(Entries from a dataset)
--- Start ---

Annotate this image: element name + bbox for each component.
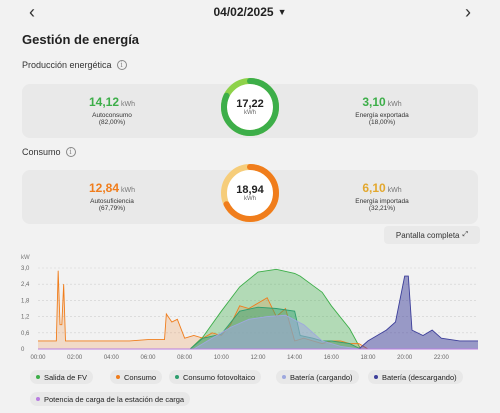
self-sufficiency-label: Autosuficiencia	[90, 198, 134, 205]
x-tick-label: 16:00	[324, 355, 340, 361]
legend-dot	[282, 375, 286, 379]
consumption-ring-center: 18,94 kWh	[219, 162, 281, 224]
y-tick-label: 0	[21, 347, 25, 353]
legend-item[interactable]: Salida de FV	[30, 370, 93, 384]
x-tick-label: 22:00	[434, 355, 450, 361]
exported-energy-label: Energía exportada	[355, 112, 409, 119]
legend-item[interactable]: Consumo fotovoltaico	[169, 370, 262, 384]
x-tick-label: 14:00	[287, 355, 303, 361]
legend-item[interactable]: Batería (descargando)	[368, 370, 463, 384]
self-consumption-unit: kWh	[121, 101, 136, 108]
exported-energy-stat: 3,10 kWh Energía exportada (18,00%)	[322, 93, 442, 126]
imported-energy-label: Energía importada	[355, 198, 409, 205]
production-total-value: 17,22	[236, 98, 264, 110]
series-area-bater-a-cargando-	[193, 315, 359, 349]
consumption-section-label: Consumo i	[22, 147, 76, 157]
legend-dot	[175, 375, 179, 379]
legend-dot	[36, 375, 40, 379]
series-area-bater-a-descargando-	[358, 276, 478, 349]
exported-energy-percent: (18,00%)	[368, 119, 396, 126]
series-line-bater-a-descargando-	[358, 275, 478, 350]
consumption-label: Consumo	[22, 147, 61, 157]
self-sufficiency-percent: (67,79%)	[98, 205, 126, 212]
self-consumption-label: Autoconsumo	[92, 112, 132, 119]
imported-energy-unit: kWh	[387, 187, 402, 194]
fullscreen-label: Pantalla completa	[395, 230, 460, 240]
legend-item[interactable]: Consumo	[110, 370, 163, 384]
production-ring-chart: 17,22 kWh	[219, 76, 281, 138]
legend-label: Consumo fotovoltaico	[183, 372, 256, 382]
legend-item[interactable]: Potencia de carga de la estación de carg…	[30, 392, 191, 406]
series-line-salida-de-fv	[189, 268, 362, 350]
y-tick-label: 0,6	[21, 331, 30, 337]
self-consumption-value: 14,12	[88, 95, 120, 109]
self-consumption-percent: (82,00%)	[98, 119, 126, 126]
page-title: Gestión de energía	[22, 32, 140, 47]
y-tick-label: 2,4	[21, 282, 30, 288]
caret-down-icon: ▼	[277, 7, 287, 17]
production-ring-center: 17,22 kWh	[219, 76, 281, 138]
production-total-unit: kWh	[244, 110, 256, 116]
self-sufficiency-stat: 12,84 kWh Autosuficiencia (67,79%)	[52, 179, 172, 212]
y-tick-label: 3,0	[21, 266, 30, 272]
self-sufficiency-value: 12,84	[88, 181, 120, 195]
x-tick-label: 04:00	[104, 355, 120, 361]
date-navigation-bar: ‹ 04/02/2025 ▼ ›	[0, 0, 500, 24]
chevron-left-icon[interactable]: ‹	[29, 1, 35, 22]
chevron-right-icon[interactable]: ›	[465, 1, 471, 22]
legend-label: Potencia de carga de la estación de carg…	[44, 394, 185, 404]
imported-energy-stat: 6,10 kWh Energía importada (32,21%)	[322, 179, 442, 212]
fullscreen-button[interactable]: Pantalla completa ⤢	[384, 226, 480, 244]
production-section-label: Producción energética i	[22, 60, 127, 70]
date-label: 04/02/2025	[213, 5, 274, 19]
x-tick-label: 12:00	[250, 355, 266, 361]
consumption-ring-self-segment	[221, 164, 279, 222]
expand-icon: ⤢	[462, 231, 469, 238]
x-tick-label: 08:00	[177, 355, 193, 361]
date-selector[interactable]: 04/02/2025 ▼	[214, 5, 287, 19]
x-tick-label: 10:00	[214, 355, 230, 361]
consumption-ring-chart: 18,94 kWh	[219, 162, 281, 224]
legend-dot	[36, 397, 40, 401]
legend-item[interactable]: Batería (cargando)	[276, 370, 359, 384]
x-tick-label: 18:00	[360, 355, 376, 361]
legend-label: Batería (cargando)	[290, 372, 353, 382]
self-consumption-stat: 14,12 kWh Autoconsumo (82,00%)	[52, 93, 172, 126]
series-line-bater-a-cargando-	[193, 314, 359, 350]
info-icon[interactable]: i	[65, 147, 76, 157]
consumption-total-value: 18,94	[236, 184, 264, 196]
y-axis-unit: kW	[21, 255, 30, 261]
consumption-total-unit: kWh	[244, 196, 256, 202]
self-sufficiency-unit: kWh	[121, 187, 136, 194]
y-tick-label: 1,2	[21, 315, 30, 321]
x-tick-label: 20:00	[397, 355, 413, 361]
legend-label: Salida de FV	[44, 372, 87, 382]
x-tick-label: 02:00	[67, 355, 83, 361]
power-chart[interactable]: kW 0 0,6 1,2 1,8 2,4 3,0 00:00 02:00 04:00 06:00 08…	[18, 248, 482, 364]
imported-energy-value: 6,10	[362, 181, 386, 195]
legend-dot	[116, 375, 120, 379]
info-icon[interactable]: i	[116, 60, 127, 70]
production-label: Producción energética	[22, 60, 112, 70]
legend-label: Batería (descargando)	[382, 372, 457, 382]
imported-energy-percent: (32,21%)	[368, 205, 396, 212]
legend-dot	[374, 375, 378, 379]
exported-energy-unit: kWh	[387, 101, 402, 108]
legend-label: Consumo	[124, 372, 157, 382]
x-tick-label: 00:00	[30, 355, 46, 361]
y-tick-label: 1,8	[21, 298, 30, 304]
exported-energy-value: 3,10	[362, 95, 386, 109]
production-ring-self-segment	[221, 78, 279, 136]
x-tick-label: 06:00	[140, 355, 156, 361]
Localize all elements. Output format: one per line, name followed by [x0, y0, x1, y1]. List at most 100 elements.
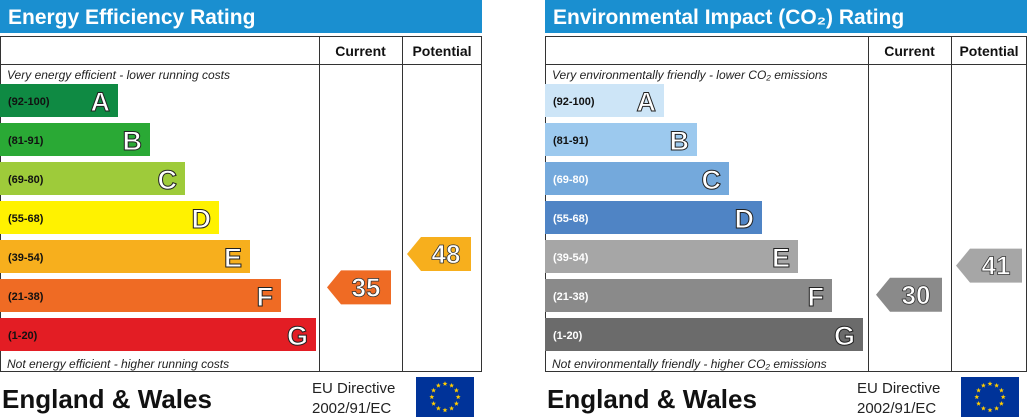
eu-flag-star — [980, 405, 986, 411]
environment-rating-chart: Environmental Impact (CO₂) Rating Current… — [545, 0, 1027, 417]
eu-flag-star — [994, 382, 1000, 388]
band-range-label: (69-80) — [553, 174, 589, 186]
band-range-label: (39-54) — [8, 252, 44, 264]
eu-flag-star — [442, 407, 448, 413]
rating-band-e: (39-54) E — [0, 240, 250, 274]
band-bar — [545, 201, 762, 234]
eu-flag-star — [980, 382, 986, 388]
current-column-header: Current — [335, 43, 386, 59]
energy-rating-chart: Energy Efficiency Rating Current Potential… — [0, 0, 482, 417]
chart-title: Energy Efficiency Rating — [8, 6, 255, 29]
band-range-label: (21-38) — [553, 291, 589, 303]
current-rating-marker: 35 — [327, 270, 391, 305]
band-bar — [545, 240, 798, 273]
band-range-label: (55-68) — [553, 213, 589, 225]
band-range-label: (21-38) — [8, 291, 44, 303]
band-letter: D — [735, 204, 755, 234]
band-letter: C — [158, 165, 178, 195]
band-letter: D — [192, 204, 212, 234]
current-rating-marker-value: 35 — [352, 272, 381, 302]
band-range-label: (92-100) — [553, 96, 595, 108]
eu-flag-star — [442, 381, 448, 386]
eu-flag-star — [435, 382, 441, 388]
eu-flag-star — [987, 407, 993, 413]
rating-band-g: (1-20) G — [0, 318, 316, 352]
eu-flag-star — [449, 382, 455, 388]
band-bar — [0, 318, 316, 351]
chart-title: Environmental Impact (CO₂) Rating — [553, 6, 904, 29]
eu-flag-star — [455, 394, 461, 400]
band-bar — [545, 279, 832, 312]
footer-region: England & Wales — [547, 384, 757, 414]
rating-band-b: (81-91) B — [0, 123, 150, 157]
band-bar — [0, 279, 281, 312]
rating-band-g: (1-20) G — [545, 318, 863, 352]
current-rating-marker-arrow — [327, 270, 391, 305]
current-column-header: Current — [884, 43, 935, 59]
band-bar — [0, 162, 185, 195]
eu-flag-icon — [416, 377, 474, 417]
band-range-label: (81-91) — [553, 135, 589, 147]
eu-flag-star — [987, 381, 993, 386]
band-letter: C — [702, 165, 722, 195]
band-bar — [0, 201, 219, 234]
chart-header-bar — [545, 0, 1027, 33]
eu-flag-star — [976, 387, 982, 393]
potential-rating-marker-value: 48 — [432, 239, 461, 269]
top-note: Very environmentally friendly - lower CO… — [552, 68, 828, 82]
rating-band-f: (21-38) F — [0, 279, 281, 313]
band-letter: B — [670, 126, 690, 156]
potential-rating-marker-arrow — [407, 237, 471, 271]
band-bar — [545, 318, 863, 351]
chart-header-bar — [0, 0, 482, 33]
eu-flag-star — [453, 387, 459, 393]
rating-band-f: (21-38) F — [545, 279, 832, 313]
potential-rating-marker: 41 — [956, 248, 1022, 283]
bottom-note: Not environmentally friendly - higher CO… — [552, 357, 827, 371]
rating-band-c: (69-80) C — [0, 162, 185, 196]
band-range-label: (69-80) — [8, 174, 44, 186]
rating-band-a: (92-100) A — [545, 84, 664, 118]
band-letter: E — [772, 243, 790, 273]
potential-rating-marker-arrow — [956, 248, 1022, 283]
band-letter: A — [91, 87, 111, 117]
band-letter: G — [834, 321, 855, 351]
eu-flag-star — [994, 405, 1000, 411]
rating-band-e: (39-54) E — [545, 240, 798, 274]
eu-flag-star — [435, 405, 441, 411]
current-rating-marker-value: 30 — [902, 280, 931, 310]
current-rating-marker: 30 — [876, 277, 942, 312]
directive-line-2: 2002/91/EC — [312, 400, 391, 417]
eu-flag-star — [429, 394, 435, 400]
eu-flag-star — [1000, 394, 1006, 400]
rating-band-c: (69-80) C — [545, 162, 729, 196]
band-bar — [545, 84, 664, 117]
band-letter: A — [637, 87, 657, 117]
eu-flag-star — [431, 401, 437, 406]
band-letter: E — [224, 243, 242, 273]
band-range-label: (92-100) — [8, 96, 50, 108]
potential-rating-marker-value: 41 — [982, 251, 1011, 281]
eu-flag-star — [998, 401, 1004, 406]
footer-region: England & Wales — [2, 384, 212, 414]
bottom-note: Not energy efficient - higher running co… — [7, 357, 229, 371]
eu-flag-star — [974, 394, 980, 400]
band-range-label: (1-20) — [8, 330, 38, 342]
eu-flag-star — [976, 401, 982, 406]
potential-rating-marker: 48 — [407, 237, 471, 271]
top-note: Very energy efficient - lower running co… — [7, 68, 230, 82]
potential-column-header: Potential — [412, 43, 471, 59]
band-letter: G — [287, 321, 308, 351]
eu-flag-star — [453, 401, 459, 406]
band-bar — [0, 123, 150, 156]
directive-line-1: EU Directive — [857, 380, 940, 397]
rating-band-d: (55-68) D — [0, 201, 219, 235]
eu-flag-star — [998, 387, 1004, 393]
directive-line-2: 2002/91/EC — [857, 400, 936, 417]
eu-flag-icon — [961, 377, 1019, 417]
band-bar — [545, 123, 697, 156]
band-bar — [0, 240, 250, 273]
rating-band-a: (92-100) A — [0, 84, 118, 118]
band-bar — [545, 162, 729, 195]
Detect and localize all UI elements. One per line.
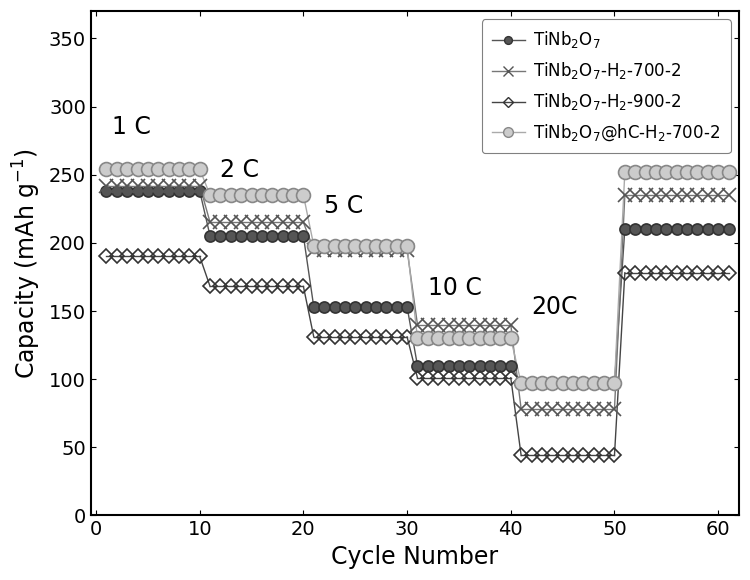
Text: 1 C: 1 C (112, 115, 151, 139)
Text: 20C: 20C (532, 295, 578, 319)
Legend: TiNb$_2$O$_7$, TiNb$_2$O$_7$-H$_2$-700-2, TiNb$_2$O$_7$-H$_2$-900-2, TiNb$_2$O$_: TiNb$_2$O$_7$, TiNb$_2$O$_7$-H$_2$-700-2… (482, 20, 730, 153)
Text: 1 C: 1 C (656, 115, 694, 139)
Text: 5 C: 5 C (324, 194, 364, 218)
Y-axis label: Capacity (mAh g$^{-1}$): Capacity (mAh g$^{-1}$) (11, 148, 44, 379)
Text: 10 C: 10 C (427, 276, 482, 300)
X-axis label: Cycle Number: Cycle Number (332, 545, 499, 569)
Text: 2 C: 2 C (220, 158, 260, 183)
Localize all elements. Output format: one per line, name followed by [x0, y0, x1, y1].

--- End ---

List every line of the items above that contains the word "Batería", matching case exactly.

legend-item[interactable]: Batería (descargando)	[368, 370, 463, 384]
legend-item[interactable]: Batería (cargando)	[276, 370, 359, 384]
legend-label: Batería (cargando)	[290, 372, 353, 382]
legend-label: Batería (descargando)	[382, 372, 457, 382]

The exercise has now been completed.